(Raw records)

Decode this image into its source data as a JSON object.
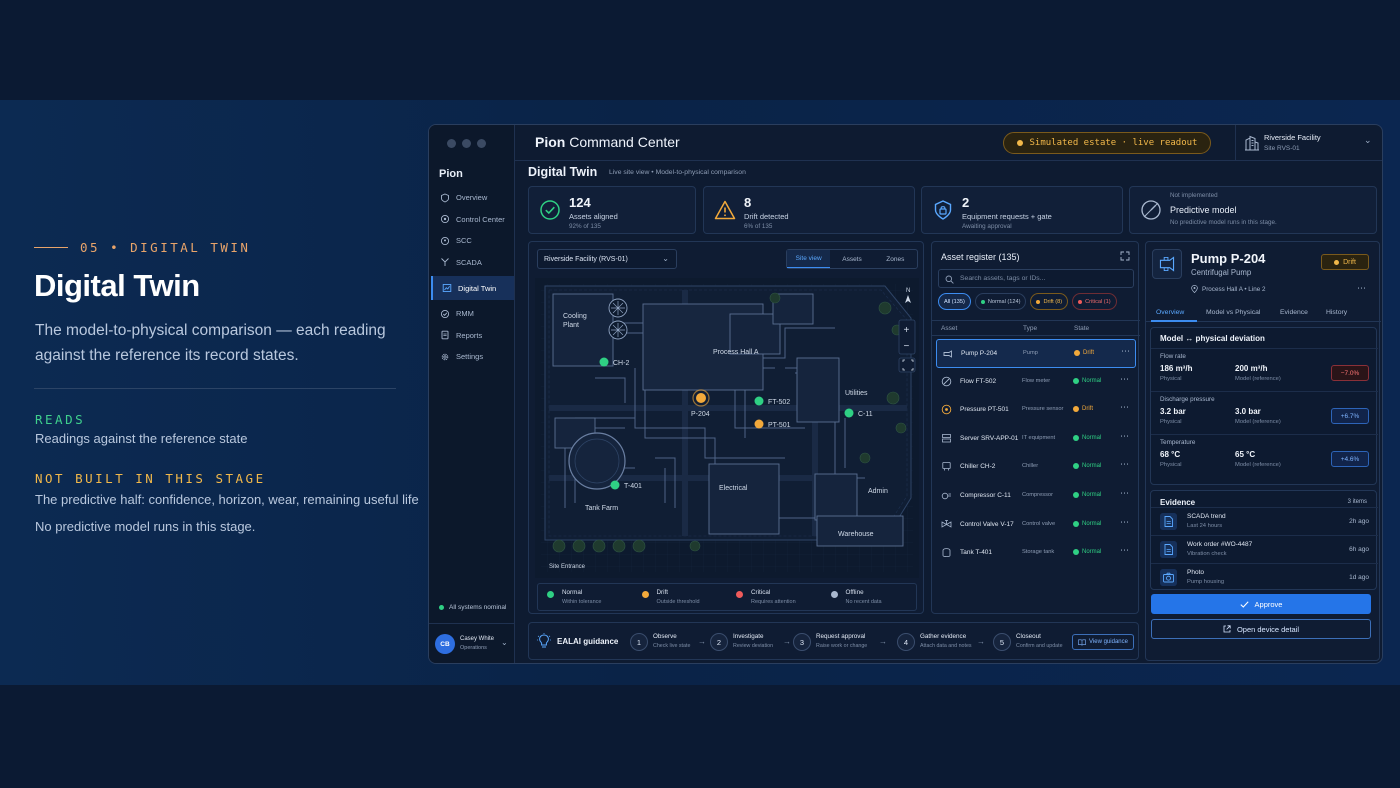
{
  "slide": {
    "eyebrow": "05 • DIGITAL TWIN",
    "title": "Digital Twin",
    "subtitle": "The model-to-physical comparison — each reading against the reference its record states.",
    "reads_key": "READS",
    "reads_value": "Readings against the reference state",
    "notbuilt_key": "NOT BUILT IN THIS STAGE",
    "notbuilt_value": "The predictive half: confidence, horizon, wear, remaining useful life",
    "notbuilt_note": "No predictive model runs in this stage."
  },
  "app": {
    "brand": "Pion",
    "title_a": "Pion",
    "title_b": "Command Center",
    "sim_badge": "Simulated estate · live readout",
    "facility_name": "Riverside Facility",
    "facility_sub": "Site RVS-01"
  },
  "nav": {
    "items": [
      {
        "label": "Overview",
        "icon": "shield-icon"
      },
      {
        "label": "Control Center",
        "icon": "control-icon"
      },
      {
        "label": "SCC",
        "icon": "location-icon"
      },
      {
        "label": "SCADA",
        "icon": "antenna-icon"
      },
      {
        "label": "Digital Twin",
        "icon": "twin-icon"
      },
      {
        "label": "RMM",
        "icon": "rmm-icon"
      },
      {
        "label": "Reports",
        "icon": "reports-icon"
      },
      {
        "label": "Settings",
        "icon": "gear-icon"
      }
    ],
    "status": "All systems nominal",
    "user_initials": "CB",
    "user_name": "Casey White",
    "user_role": "Operations"
  },
  "page": {
    "title": "Digital Twin",
    "breadcrumb": "Live site view • Model-to-physical comparison"
  },
  "kpis": [
    {
      "value": "124",
      "label": "Assets aligned",
      "sub": "92% of 135"
    },
    {
      "value": "8",
      "label": "Drift detected",
      "sub": "6% of 135"
    },
    {
      "value": "2",
      "label": "Equipment requests + gate",
      "sub": "Awaiting approval"
    },
    {
      "value": "Not implemented",
      "label": "Predictive model",
      "sub": "No predictive model runs in this stage."
    }
  ],
  "map": {
    "facility_select": "Riverside Facility (RVS-01)",
    "views": [
      "Site view",
      "Assets",
      "Zones"
    ],
    "areas": {
      "cooling": "Cooling",
      "plant": "Plant",
      "process": "Process Hall A",
      "utilities": "Utilities",
      "electrical": "Electrical",
      "admin": "Admin",
      "warehouse": "Warehouse",
      "tankfarm": "Tank Farm",
      "entrance": "Site Entrance",
      "north": "N"
    },
    "markers": {
      "ch2": "CH-2",
      "p204": "P-204",
      "ft502": "FT-502",
      "pt501": "PT-501",
      "c11": "C-11",
      "t401": "T-401"
    },
    "zoom_in": "+",
    "zoom_out": "−",
    "legend": [
      {
        "label": "Normal",
        "desc": "Within tolerance",
        "color": "#2fd084"
      },
      {
        "label": "Drift",
        "desc": "Outside threshold",
        "color": "#f2a93b"
      },
      {
        "label": "Critical",
        "desc": "Requires attention",
        "color": "#ef5b5b"
      },
      {
        "label": "Offline",
        "desc": "No recent data",
        "color": "#a9b8cf"
      }
    ]
  },
  "guidance": {
    "title": "EALAI guidance",
    "steps": [
      {
        "n": "1",
        "title": "Observe",
        "desc": "Check live state"
      },
      {
        "n": "2",
        "title": "Investigate",
        "desc": "Review deviation"
      },
      {
        "n": "3",
        "title": "Request approval",
        "desc": "Raise work or change"
      },
      {
        "n": "4",
        "title": "Gather evidence",
        "desc": "Attach data and notes"
      },
      {
        "n": "5",
        "title": "Closeout",
        "desc": "Confirm and update"
      }
    ],
    "arrow": "→",
    "view_label": "View guidance"
  },
  "register": {
    "title": "Asset register (135)",
    "search_placeholder": "Search assets, tags or IDs...",
    "chips": [
      "All (135)",
      "Normal (124)",
      "Drift (8)",
      "Critical (1)"
    ],
    "columns": [
      "Asset",
      "Type",
      "State"
    ],
    "more": "⋯",
    "rows": [
      {
        "name": "Pump P-204",
        "type": "Pump",
        "state": "Drift",
        "icon": "pump-icon"
      },
      {
        "name": "Flow FT-502",
        "type": "Flow meter",
        "state": "Normal",
        "icon": "flow-icon"
      },
      {
        "name": "Pressure PT-501",
        "type": "Pressure sensor",
        "state": "Drift",
        "icon": "pressure-icon"
      },
      {
        "name": "Server SRV-APP-01",
        "type": "IT equipment",
        "state": "Normal",
        "icon": "server-icon"
      },
      {
        "name": "Chiller CH-2",
        "type": "Chiller",
        "state": "Normal",
        "icon": "chiller-icon"
      },
      {
        "name": "Compressor C-11",
        "type": "Compressor",
        "state": "Normal",
        "icon": "compressor-icon"
      },
      {
        "name": "Control Valve V-17",
        "type": "Control valve",
        "state": "Normal",
        "icon": "valve-icon"
      },
      {
        "name": "Tank T-401",
        "type": "Storage tank",
        "state": "Normal",
        "icon": "tank-icon"
      }
    ]
  },
  "detail": {
    "title": "Pump P-204",
    "subtitle": "Centrifugal Pump",
    "location": "Process Hall A  •  Line 2",
    "badge": "Drift",
    "more": "⋯",
    "tabs": [
      "Overview",
      "Model vs Physical",
      "Evidence",
      "History"
    ],
    "deviation_title": "Model ↔ physical deviation",
    "metrics": [
      {
        "label": "Flow rate",
        "physical": "186 m³/h",
        "physical_key": "Physical",
        "model": "200 m³/h",
        "model_key": "Model (reference)",
        "delta": "−7.0%"
      },
      {
        "label": "Discharge pressure",
        "physical": "3.2 bar",
        "physical_key": "Physical",
        "model": "3.0 bar",
        "model_key": "Model (reference)",
        "delta": "+6.7%"
      },
      {
        "label": "Temperature",
        "physical": "68 °C",
        "physical_key": "Physical",
        "model": "65 °C",
        "model_key": "Model (reference)",
        "delta": "+4.6%"
      }
    ],
    "evidence_title": "Evidence",
    "evidence_count": "3 items",
    "evidence": [
      {
        "title": "SCADA trend",
        "sub": "Last 24 hours",
        "age": "2h ago"
      },
      {
        "title": "Work order #WO-4487",
        "sub": "Vibration check",
        "age": "6h ago"
      },
      {
        "title": "Photo",
        "sub": "Pump housing",
        "age": "1d ago"
      }
    ],
    "approve": "Approve",
    "open_device": "Open device detail"
  },
  "colors": {
    "normal": "#2fd084",
    "drift": "#f2a93b",
    "critical": "#ef5b5b",
    "accent": "#2575e8"
  }
}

The request:
Repeat all of the entries word for word, but omit the pictures.

Problem solution:
Decode this image into its source data as a JSON object.
{
  "slide": {
    "eyebrow": "05 • DIGITAL TWIN",
    "title": "Digital Twin",
    "subtitle": "The model-to-physical comparison — each reading against the reference its record states.",
    "reads_key": "READS",
    "reads_value": "Readings against the reference state",
    "notbuilt_key": "NOT BUILT IN THIS STAGE",
    "notbuilt_value": "The predictive half: confidence, horizon, wear, remaining useful life",
    "notbuilt_note": "No predictive model runs in this stage."
  },
  "app": {
    "brand": "Pion",
    "title_a": "Pion",
    "title_b": "Command Center",
    "sim_badge": "Simulated estate · live readout",
    "facility_name": "Riverside Facility",
    "facility_sub": "Site RVS-01"
  },
  "nav": {
    "items": [
      {
        "label": "Overview",
        "icon": "shield-icon"
      },
      {
        "label": "Control Center",
        "icon": "control-icon"
      },
      {
        "label": "SCC",
        "icon": "location-icon"
      },
      {
        "label": "SCADA",
        "icon": "antenna-icon"
      },
      {
        "label": "Digital Twin",
        "icon": "twin-icon"
      },
      {
        "label": "RMM",
        "icon": "rmm-icon"
      },
      {
        "label": "Reports",
        "icon": "reports-icon"
      },
      {
        "label": "Settings",
        "icon": "gear-icon"
      }
    ],
    "status": "All systems nominal",
    "user_initials": "CB",
    "user_name": "Casey White",
    "user_role": "Operations"
  },
  "page": {
    "title": "Digital Twin",
    "breadcrumb": "Live site view • Model-to-physical comparison"
  },
  "kpis": [
    {
      "value": "124",
      "label": "Assets aligned",
      "sub": "92% of 135"
    },
    {
      "value": "8",
      "label": "Drift detected",
      "sub": "6% of 135"
    },
    {
      "value": "2",
      "label": "Equipment requests + gate",
      "sub": "Awaiting approval"
    },
    {
      "value": "Not implemented",
      "label": "Predictive model",
      "sub": "No predictive model runs in this stage."
    }
  ],
  "map": {
    "facility_select": "Riverside Facility (RVS-01)",
    "views": [
      "Site view",
      "Assets",
      "Zones"
    ],
    "areas": {
      "cooling": "Cooling",
      "plant": "Plant",
      "process": "Process Hall A",
      "utilities": "Utilities",
      "electrical": "Electrical",
      "admin": "Admin",
      "warehouse": "Warehouse",
      "tankfarm": "Tank Farm",
      "entrance": "Site Entrance",
      "north": "N"
    },
    "markers": {
      "ch2": "CH-2",
      "p204": "P-204",
      "ft502": "FT-502",
      "pt501": "PT-501",
      "c11": "C-11",
      "t401": "T-401"
    },
    "zoom_in": "+",
    "zoom_out": "−",
    "legend": [
      {
        "label": "Normal",
        "desc": "Within tolerance",
        "color": "#2fd084"
      },
      {
        "label": "Drift",
        "desc": "Outside threshold",
        "color": "#f2a93b"
      },
      {
        "label": "Critical",
        "desc": "Requires attention",
        "color": "#ef5b5b"
      },
      {
        "label": "Offline",
        "desc": "No recent data",
        "color": "#a9b8cf"
      }
    ]
  },
  "guidance": {
    "title": "EALAI guidance",
    "steps": [
      {
        "n": "1",
        "title": "Observe",
        "desc": "Check live state"
      },
      {
        "n": "2",
        "title": "Investigate",
        "desc": "Review deviation"
      },
      {
        "n": "3",
        "title": "Request approval",
        "desc": "Raise work or change"
      },
      {
        "n": "4",
        "title": "Gather evidence",
        "desc": "Attach data and notes"
      },
      {
        "n": "5",
        "title": "Closeout",
        "desc": "Confirm and update"
      }
    ],
    "arrow": "→",
    "view_label": "View guidance"
  },
  "register": {
    "title": "Asset register (135)",
    "search_placeholder": "Search assets, tags or IDs...",
    "chips": [
      "All (135)",
      "Normal (124)",
      "Drift (8)",
      "Critical (1)"
    ],
    "columns": [
      "Asset",
      "Type",
      "State"
    ],
    "more": "⋯",
    "rows": [
      {
        "name": "Pump P-204",
        "type": "Pump",
        "state": "Drift",
        "icon": "pump-icon"
      },
      {
        "name": "Flow FT-502",
        "type": "Flow meter",
        "state": "Normal",
        "icon": "flow-icon"
      },
      {
        "name": "Pressure PT-501",
        "type": "Pressure sensor",
        "state": "Drift",
        "icon": "pressure-icon"
      },
      {
        "name": "Server SRV-APP-01",
        "type": "IT equipment",
        "state": "Normal",
        "icon": "server-icon"
      },
      {
        "name": "Chiller CH-2",
        "type": "Chiller",
        "state": "Normal",
        "icon": "chiller-icon"
      },
      {
        "name": "Compressor C-11",
        "type": "Compressor",
        "state": "Normal",
        "icon": "compressor-icon"
      },
      {
        "name": "Control Valve V-17",
        "type": "Control valve",
        "state": "Normal",
        "icon": "valve-icon"
      },
      {
        "name": "Tank T-401",
        "type": "Storage tank",
        "state": "Normal",
        "icon": "tank-icon"
      }
    ]
  },
  "detail": {
    "title": "Pump P-204",
    "subtitle": "Centrifugal Pump",
    "location": "Process Hall A  •  Line 2",
    "badge": "Drift",
    "more": "⋯",
    "tabs": [
      "Overview",
      "Model vs Physical",
      "Evidence",
      "History"
    ],
    "deviation_title": "Model ↔ physical deviation",
    "metrics": [
      {
        "label": "Flow rate",
        "physical": "186 m³/h",
        "physical_key": "Physical",
        "model": "200 m³/h",
        "model_key": "Model (reference)",
        "delta": "−7.0%"
      },
      {
        "label": "Discharge pressure",
        "physical": "3.2 bar",
        "physical_key": "Physical",
        "model": "3.0 bar",
        "model_key": "Model (reference)",
        "delta": "+6.7%"
      },
      {
        "label": "Temperature",
        "physical": "68 °C",
        "physical_key": "Physical",
        "model": "65 °C",
        "model_key": "Model (reference)",
        "delta": "+4.6%"
      }
    ],
    "evidence_title": "Evidence",
    "evidence_count": "3 items",
    "evidence": [
      {
        "title": "SCADA trend",
        "sub": "Last 24 hours",
        "age": "2h ago"
      },
      {
        "title": "Work order #WO-4487",
        "sub": "Vibration check",
        "age": "6h ago"
      },
      {
        "title": "Photo",
        "sub": "Pump housing",
        "age": "1d ago"
      }
    ],
    "approve": "Approve",
    "open_device": "Open device detail"
  },
  "colors": {
    "normal": "#2fd084",
    "drift": "#f2a93b",
    "critical": "#ef5b5b",
    "accent": "#2575e8"
  }
}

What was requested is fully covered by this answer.